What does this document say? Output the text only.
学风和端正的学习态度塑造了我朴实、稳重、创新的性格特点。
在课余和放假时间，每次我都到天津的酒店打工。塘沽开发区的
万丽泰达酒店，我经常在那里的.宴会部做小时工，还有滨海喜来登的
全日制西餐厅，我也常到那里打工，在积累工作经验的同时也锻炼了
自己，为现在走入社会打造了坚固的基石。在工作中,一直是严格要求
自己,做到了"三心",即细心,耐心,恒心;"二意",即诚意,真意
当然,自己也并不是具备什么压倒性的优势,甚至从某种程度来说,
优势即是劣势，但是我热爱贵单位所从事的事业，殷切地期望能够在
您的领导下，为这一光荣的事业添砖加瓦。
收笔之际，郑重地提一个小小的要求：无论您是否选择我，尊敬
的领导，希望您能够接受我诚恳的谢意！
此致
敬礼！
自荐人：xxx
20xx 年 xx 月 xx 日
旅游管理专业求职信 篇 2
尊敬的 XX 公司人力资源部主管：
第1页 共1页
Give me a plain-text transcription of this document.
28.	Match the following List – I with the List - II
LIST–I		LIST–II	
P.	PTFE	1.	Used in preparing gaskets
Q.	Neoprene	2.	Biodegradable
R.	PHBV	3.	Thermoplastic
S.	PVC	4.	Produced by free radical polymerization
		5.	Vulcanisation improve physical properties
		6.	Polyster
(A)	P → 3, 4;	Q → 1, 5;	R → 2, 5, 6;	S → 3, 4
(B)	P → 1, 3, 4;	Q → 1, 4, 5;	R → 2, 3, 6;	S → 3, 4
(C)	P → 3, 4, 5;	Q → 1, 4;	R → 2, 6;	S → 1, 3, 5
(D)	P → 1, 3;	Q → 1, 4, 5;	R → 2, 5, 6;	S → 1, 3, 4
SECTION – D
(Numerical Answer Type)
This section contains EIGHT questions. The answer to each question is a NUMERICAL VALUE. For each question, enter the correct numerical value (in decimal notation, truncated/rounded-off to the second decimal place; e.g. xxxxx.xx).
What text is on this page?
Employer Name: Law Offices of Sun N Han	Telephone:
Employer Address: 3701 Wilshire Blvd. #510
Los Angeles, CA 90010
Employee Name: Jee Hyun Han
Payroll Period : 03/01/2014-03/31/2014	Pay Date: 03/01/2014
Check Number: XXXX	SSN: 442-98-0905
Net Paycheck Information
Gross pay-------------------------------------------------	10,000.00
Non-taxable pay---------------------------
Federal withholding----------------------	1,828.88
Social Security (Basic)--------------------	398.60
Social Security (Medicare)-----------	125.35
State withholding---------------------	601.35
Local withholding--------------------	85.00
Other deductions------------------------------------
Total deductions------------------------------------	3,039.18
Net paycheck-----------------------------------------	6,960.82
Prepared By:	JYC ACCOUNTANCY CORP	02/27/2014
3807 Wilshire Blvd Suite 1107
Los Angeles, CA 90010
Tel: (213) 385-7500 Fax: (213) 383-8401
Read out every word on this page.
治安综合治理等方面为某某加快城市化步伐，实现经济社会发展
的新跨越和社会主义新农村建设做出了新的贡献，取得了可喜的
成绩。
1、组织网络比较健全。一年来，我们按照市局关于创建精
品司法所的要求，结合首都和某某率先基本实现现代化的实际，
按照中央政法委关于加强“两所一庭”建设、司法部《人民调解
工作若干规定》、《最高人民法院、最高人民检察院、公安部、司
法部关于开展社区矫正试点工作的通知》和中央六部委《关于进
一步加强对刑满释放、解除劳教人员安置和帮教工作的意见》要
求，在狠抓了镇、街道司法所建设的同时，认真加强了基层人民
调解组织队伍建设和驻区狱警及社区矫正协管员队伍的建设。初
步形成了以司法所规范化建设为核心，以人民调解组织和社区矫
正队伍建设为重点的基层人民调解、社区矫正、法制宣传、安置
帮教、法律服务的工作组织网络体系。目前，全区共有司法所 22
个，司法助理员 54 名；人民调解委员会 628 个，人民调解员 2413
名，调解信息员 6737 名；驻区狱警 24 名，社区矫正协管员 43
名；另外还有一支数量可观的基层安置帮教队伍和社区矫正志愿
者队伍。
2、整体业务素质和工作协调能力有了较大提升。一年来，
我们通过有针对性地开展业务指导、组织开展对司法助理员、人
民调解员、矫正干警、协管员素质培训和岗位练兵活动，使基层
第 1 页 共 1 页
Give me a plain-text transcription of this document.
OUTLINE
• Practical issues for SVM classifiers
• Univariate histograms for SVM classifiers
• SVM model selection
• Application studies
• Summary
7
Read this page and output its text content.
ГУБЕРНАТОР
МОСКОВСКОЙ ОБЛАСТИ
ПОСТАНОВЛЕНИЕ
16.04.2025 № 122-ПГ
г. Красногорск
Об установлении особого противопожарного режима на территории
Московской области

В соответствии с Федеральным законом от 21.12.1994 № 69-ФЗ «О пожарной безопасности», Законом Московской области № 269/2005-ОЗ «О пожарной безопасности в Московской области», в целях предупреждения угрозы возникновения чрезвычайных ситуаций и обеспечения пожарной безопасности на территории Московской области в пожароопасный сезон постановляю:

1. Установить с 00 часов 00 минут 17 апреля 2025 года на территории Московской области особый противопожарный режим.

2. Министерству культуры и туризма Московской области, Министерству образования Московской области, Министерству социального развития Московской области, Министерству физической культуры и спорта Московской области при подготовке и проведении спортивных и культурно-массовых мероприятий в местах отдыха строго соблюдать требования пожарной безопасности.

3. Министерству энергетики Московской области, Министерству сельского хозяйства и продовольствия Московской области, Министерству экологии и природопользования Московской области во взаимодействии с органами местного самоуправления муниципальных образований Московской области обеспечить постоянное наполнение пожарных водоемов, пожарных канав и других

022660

#### GIVEN PROBLEM:
From the listing above, report the number of lines containing the string "Wilshire", without any accompanying remarks.

#### TASK SOLUTION:
2